» Written exercise:
Hunt for the word "them" across the entries below, copying each line that holds it.

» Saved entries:
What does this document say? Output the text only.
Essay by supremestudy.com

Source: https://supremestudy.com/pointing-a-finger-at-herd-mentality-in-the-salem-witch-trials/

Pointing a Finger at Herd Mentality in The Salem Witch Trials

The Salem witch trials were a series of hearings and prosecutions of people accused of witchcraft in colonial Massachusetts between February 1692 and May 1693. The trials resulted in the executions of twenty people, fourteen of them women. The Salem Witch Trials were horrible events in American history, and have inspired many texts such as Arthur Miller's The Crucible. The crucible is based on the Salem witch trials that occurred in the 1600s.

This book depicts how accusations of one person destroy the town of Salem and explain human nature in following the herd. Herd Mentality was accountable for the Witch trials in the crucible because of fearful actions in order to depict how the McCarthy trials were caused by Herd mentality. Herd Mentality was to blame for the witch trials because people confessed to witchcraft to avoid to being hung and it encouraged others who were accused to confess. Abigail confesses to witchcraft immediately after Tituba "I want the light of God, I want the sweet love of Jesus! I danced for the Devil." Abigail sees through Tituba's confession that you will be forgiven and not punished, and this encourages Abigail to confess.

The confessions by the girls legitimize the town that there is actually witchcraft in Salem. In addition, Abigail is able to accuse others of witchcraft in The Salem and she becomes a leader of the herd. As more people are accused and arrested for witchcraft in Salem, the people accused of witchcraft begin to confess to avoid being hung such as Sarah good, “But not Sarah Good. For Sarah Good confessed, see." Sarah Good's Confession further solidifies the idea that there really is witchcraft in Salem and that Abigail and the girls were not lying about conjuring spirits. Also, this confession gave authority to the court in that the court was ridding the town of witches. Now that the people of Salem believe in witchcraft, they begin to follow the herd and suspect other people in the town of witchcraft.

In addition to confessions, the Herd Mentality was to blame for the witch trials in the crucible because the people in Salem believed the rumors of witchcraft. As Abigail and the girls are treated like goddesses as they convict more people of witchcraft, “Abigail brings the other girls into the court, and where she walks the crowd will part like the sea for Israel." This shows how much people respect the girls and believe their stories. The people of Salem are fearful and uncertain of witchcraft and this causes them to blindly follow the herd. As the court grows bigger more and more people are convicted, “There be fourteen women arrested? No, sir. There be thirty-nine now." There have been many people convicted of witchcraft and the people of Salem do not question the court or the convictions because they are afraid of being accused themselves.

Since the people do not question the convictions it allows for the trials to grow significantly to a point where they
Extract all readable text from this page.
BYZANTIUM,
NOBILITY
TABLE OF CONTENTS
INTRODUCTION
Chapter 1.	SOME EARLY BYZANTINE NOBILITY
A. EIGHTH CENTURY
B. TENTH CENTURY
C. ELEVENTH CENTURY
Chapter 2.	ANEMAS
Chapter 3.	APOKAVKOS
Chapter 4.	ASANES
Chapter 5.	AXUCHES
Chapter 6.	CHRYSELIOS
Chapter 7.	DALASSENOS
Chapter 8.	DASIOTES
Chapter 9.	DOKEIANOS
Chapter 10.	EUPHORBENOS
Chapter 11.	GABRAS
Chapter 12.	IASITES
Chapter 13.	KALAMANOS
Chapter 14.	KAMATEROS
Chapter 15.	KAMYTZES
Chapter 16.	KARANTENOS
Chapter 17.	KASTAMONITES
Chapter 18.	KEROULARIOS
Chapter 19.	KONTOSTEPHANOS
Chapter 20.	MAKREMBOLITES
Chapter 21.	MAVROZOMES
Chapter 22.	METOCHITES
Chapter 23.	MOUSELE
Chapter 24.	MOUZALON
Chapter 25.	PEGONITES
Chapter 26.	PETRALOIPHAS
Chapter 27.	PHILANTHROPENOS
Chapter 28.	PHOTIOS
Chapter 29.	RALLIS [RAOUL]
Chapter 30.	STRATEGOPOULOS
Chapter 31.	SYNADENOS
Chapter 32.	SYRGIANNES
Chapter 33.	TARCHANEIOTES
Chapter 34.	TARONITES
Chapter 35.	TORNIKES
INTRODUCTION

» Exercise answer:
The Salem witch trials were a series of hearings and prosecutions of people accused of witchcraft in colonial Massachusetts between February 1692 and May 1693. The trials resulted in the executions of twenty people, fourteen of them women. The Salem Witch Trials were horrible events in American history, and have inspired many texts such as Arthur Miller's The Crucible. The crucible is based on the Salem witch trials that occurred in the 1600s.
In addition to confessions, the Herd Mentality was to blame for the witch trials in the crucible because the people in Salem believed the rumors of witchcraft. As Abigail and the girls are treated like goddesses as they convict more people of witchcraft, “Abigail brings the other girls into the court, and where she walks the crowd will part like the sea for Israel." This shows how much people respect the girls and believe their stories. The people of Salem are fearful and uncertain of witchcraft and this causes them to blindly follow the herd. As the court grows bigger more and more people are convicted, “There be fourteen women arrested? No, sir. There be thirty-nine now." There have been many people convicted of witchcraft and the people of Salem do not question the court or the convictions because they are afraid of being accused themselves.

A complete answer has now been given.